▶ [Record excerpts]
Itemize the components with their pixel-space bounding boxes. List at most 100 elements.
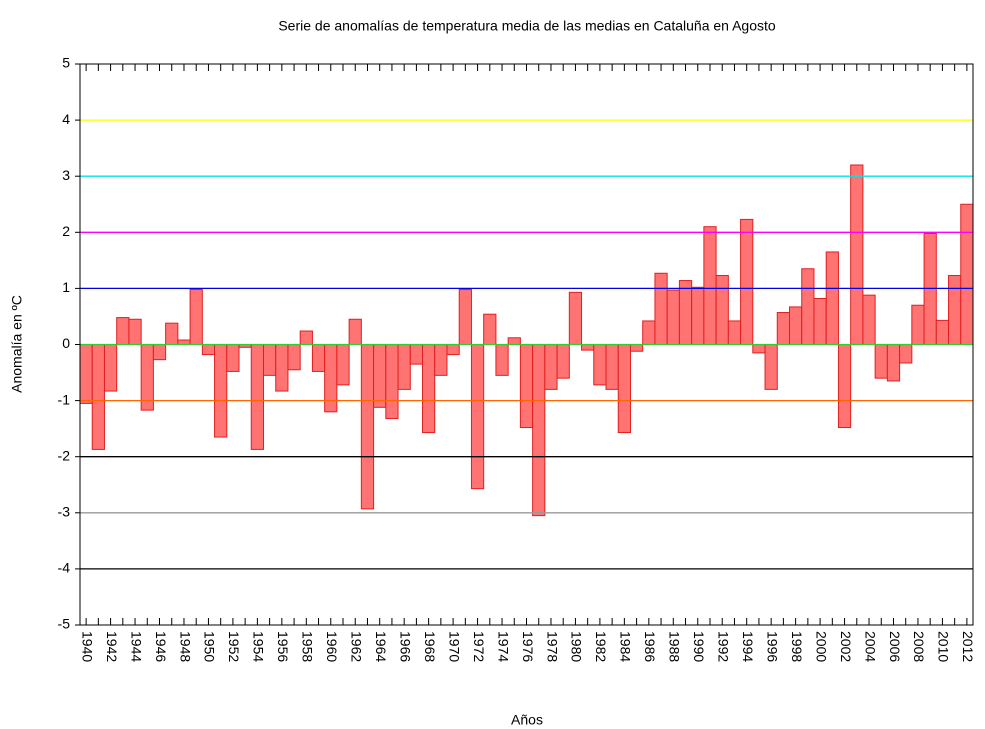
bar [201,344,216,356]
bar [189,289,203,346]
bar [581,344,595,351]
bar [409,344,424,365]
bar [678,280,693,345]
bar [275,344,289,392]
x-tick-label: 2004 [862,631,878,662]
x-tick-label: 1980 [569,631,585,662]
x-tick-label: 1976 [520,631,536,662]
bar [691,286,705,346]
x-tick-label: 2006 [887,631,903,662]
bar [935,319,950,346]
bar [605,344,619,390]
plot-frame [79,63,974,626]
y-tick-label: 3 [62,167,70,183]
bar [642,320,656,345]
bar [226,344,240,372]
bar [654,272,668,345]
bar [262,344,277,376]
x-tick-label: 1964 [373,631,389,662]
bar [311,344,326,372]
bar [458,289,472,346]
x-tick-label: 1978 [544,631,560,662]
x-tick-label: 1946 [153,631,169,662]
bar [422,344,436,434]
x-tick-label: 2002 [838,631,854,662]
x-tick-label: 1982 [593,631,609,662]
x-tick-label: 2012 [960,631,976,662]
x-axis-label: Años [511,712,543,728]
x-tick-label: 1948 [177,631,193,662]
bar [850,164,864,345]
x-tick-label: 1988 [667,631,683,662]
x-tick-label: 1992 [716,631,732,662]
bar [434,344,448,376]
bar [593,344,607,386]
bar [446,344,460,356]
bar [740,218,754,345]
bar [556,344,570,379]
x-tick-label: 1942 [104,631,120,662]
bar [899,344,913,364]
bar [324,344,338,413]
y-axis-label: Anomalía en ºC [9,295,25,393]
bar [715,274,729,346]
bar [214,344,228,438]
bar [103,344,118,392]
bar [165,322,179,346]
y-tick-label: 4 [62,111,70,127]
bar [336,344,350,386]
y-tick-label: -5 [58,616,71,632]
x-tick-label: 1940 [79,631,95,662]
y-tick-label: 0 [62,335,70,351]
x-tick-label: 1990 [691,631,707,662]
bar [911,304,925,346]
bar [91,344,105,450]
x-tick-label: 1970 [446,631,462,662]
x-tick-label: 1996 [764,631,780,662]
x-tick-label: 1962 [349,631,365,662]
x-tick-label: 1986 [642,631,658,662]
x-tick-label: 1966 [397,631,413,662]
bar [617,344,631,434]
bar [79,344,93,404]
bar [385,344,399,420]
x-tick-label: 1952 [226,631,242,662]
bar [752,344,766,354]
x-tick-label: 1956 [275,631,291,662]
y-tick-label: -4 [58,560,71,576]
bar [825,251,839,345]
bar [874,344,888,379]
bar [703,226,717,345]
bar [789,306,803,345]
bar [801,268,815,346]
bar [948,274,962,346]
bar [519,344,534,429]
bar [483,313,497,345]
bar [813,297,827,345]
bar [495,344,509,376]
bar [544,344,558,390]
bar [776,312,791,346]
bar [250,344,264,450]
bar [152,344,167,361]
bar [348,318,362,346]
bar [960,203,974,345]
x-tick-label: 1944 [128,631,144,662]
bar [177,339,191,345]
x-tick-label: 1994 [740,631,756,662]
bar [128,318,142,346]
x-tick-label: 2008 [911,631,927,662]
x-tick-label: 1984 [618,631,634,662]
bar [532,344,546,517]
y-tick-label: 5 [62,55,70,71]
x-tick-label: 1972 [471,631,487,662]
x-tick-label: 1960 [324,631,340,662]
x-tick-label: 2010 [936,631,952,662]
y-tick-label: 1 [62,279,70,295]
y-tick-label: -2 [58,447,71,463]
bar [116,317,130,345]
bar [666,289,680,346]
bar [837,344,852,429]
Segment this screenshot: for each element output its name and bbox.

==

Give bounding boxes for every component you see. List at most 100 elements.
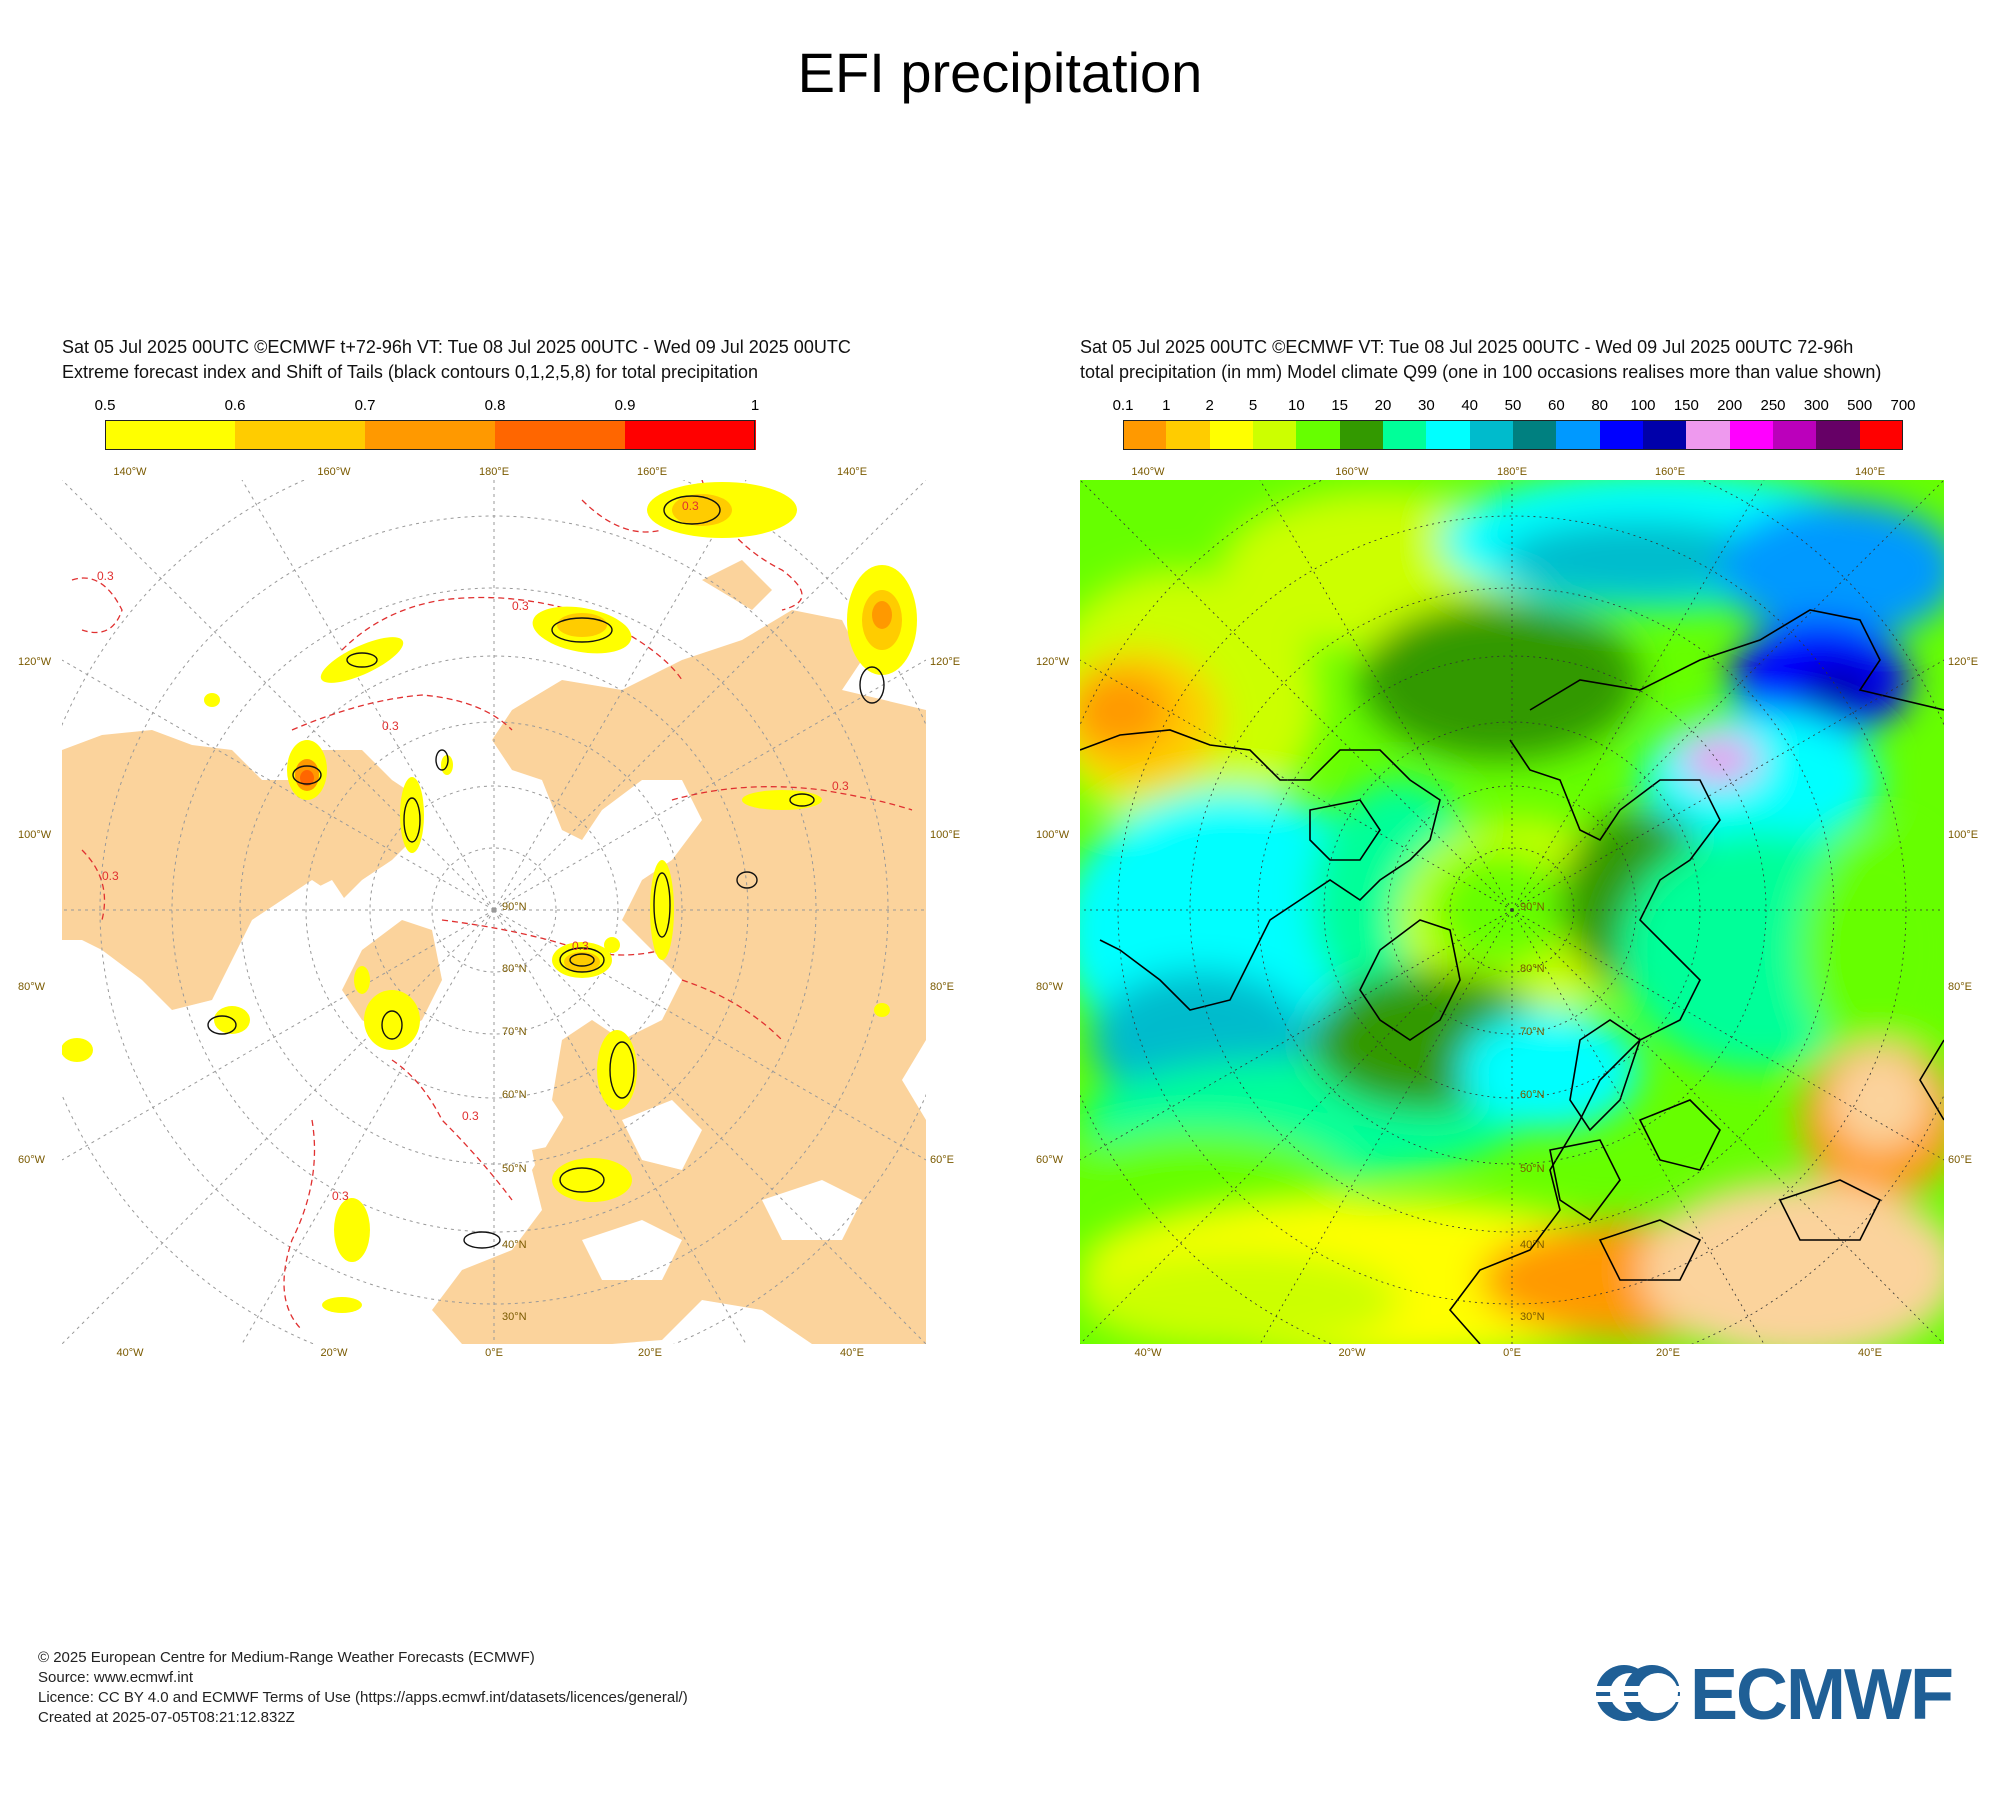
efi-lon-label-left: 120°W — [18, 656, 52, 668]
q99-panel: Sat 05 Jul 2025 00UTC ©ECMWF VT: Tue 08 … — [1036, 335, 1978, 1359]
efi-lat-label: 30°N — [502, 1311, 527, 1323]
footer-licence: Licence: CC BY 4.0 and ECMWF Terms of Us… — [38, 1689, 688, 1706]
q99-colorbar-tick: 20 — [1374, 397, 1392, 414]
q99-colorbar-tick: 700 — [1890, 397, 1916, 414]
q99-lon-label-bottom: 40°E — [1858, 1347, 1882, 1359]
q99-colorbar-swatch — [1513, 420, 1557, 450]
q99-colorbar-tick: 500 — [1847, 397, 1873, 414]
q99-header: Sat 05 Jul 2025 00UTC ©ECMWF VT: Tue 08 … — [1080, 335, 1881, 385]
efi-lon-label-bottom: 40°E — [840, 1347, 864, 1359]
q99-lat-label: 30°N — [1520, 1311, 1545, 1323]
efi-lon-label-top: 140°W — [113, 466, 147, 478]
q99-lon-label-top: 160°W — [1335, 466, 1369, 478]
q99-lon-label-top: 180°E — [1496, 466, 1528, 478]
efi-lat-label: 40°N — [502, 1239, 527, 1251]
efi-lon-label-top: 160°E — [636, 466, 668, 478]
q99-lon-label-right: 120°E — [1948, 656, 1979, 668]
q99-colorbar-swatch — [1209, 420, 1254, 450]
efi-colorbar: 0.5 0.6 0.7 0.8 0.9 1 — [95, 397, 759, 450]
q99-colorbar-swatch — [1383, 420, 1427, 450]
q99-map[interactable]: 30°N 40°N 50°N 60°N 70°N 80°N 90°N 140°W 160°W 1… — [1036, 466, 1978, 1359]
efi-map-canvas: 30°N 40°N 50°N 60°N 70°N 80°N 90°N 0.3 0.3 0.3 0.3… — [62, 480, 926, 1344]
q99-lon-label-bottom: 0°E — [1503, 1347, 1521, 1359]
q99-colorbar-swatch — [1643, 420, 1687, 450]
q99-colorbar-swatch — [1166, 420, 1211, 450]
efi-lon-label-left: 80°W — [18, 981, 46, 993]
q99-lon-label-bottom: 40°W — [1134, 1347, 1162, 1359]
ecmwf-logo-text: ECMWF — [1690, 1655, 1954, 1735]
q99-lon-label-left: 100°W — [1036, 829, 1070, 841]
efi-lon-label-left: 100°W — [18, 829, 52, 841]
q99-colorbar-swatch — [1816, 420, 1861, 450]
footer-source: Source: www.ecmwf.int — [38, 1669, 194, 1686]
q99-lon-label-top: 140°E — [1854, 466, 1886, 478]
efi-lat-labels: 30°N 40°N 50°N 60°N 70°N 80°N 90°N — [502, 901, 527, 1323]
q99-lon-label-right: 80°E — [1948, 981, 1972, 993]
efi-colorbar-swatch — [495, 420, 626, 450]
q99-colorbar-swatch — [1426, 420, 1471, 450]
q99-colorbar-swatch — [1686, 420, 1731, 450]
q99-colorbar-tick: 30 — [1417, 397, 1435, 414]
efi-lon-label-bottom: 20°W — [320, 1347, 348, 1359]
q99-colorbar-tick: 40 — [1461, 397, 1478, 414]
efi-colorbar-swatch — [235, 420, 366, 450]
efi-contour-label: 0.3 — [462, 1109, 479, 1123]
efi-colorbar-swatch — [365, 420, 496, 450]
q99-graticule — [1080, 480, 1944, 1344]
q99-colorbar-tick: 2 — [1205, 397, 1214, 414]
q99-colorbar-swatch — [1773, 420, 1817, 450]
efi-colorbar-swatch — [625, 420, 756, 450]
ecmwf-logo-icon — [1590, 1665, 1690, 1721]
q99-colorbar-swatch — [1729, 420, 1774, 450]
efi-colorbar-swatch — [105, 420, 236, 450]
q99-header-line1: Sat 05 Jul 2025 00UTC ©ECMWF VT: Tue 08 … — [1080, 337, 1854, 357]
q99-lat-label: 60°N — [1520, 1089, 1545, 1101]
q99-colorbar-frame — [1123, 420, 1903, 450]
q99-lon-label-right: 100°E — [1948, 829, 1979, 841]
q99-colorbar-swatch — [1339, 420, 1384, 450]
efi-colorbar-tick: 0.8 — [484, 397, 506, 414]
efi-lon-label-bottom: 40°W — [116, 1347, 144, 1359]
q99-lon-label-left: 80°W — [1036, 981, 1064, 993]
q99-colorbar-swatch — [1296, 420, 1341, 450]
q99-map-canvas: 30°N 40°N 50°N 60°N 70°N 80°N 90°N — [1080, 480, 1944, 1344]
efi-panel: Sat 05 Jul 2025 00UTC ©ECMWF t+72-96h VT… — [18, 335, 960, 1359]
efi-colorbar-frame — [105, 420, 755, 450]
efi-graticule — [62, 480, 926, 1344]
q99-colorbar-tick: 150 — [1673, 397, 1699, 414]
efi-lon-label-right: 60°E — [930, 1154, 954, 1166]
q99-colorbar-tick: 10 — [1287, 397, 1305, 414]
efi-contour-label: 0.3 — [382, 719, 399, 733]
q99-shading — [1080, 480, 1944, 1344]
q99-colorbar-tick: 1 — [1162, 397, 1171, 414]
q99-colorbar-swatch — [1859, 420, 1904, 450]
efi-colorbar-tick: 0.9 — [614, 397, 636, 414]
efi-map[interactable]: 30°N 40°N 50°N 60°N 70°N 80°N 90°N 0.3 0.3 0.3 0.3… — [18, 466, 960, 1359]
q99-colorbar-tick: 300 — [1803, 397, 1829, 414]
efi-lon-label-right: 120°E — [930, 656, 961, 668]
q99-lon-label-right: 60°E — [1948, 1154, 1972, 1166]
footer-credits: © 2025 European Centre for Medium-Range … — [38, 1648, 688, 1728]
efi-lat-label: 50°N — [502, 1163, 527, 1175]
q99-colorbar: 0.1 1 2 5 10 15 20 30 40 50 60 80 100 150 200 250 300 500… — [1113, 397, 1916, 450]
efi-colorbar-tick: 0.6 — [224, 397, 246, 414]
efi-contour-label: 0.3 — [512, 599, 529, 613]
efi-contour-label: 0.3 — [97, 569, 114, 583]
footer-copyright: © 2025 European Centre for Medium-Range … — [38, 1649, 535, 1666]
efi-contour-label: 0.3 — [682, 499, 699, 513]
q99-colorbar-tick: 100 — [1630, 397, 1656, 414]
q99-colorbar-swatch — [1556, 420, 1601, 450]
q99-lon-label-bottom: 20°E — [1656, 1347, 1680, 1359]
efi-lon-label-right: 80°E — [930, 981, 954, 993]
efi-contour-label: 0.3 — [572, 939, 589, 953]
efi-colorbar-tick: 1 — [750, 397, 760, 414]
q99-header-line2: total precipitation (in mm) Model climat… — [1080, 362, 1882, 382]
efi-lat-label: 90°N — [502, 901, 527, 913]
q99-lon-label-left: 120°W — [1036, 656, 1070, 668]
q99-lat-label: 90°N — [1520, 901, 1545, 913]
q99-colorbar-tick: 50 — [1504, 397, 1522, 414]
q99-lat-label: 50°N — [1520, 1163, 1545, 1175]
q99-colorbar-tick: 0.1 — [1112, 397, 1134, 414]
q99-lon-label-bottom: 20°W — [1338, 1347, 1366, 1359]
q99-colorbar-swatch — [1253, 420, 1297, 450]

▶ [Your objective] Repeat the rows from the line with "bar [201,344,216,356]" to the line with "bar [691,286,705,346]", both included, copying each one unchanged.

▶ [Answer to the exercise]
bar [201,344,216,356]
bar [189,289,203,346]
bar [581,344,595,351]
bar [409,344,424,365]
bar [678,280,693,345]
bar [275,344,289,392]
x-tick-label: 2004 [862,631,878,662]
x-tick-label: 1980 [569,631,585,662]
x-tick-label: 1976 [520,631,536,662]
bar [691,286,705,346]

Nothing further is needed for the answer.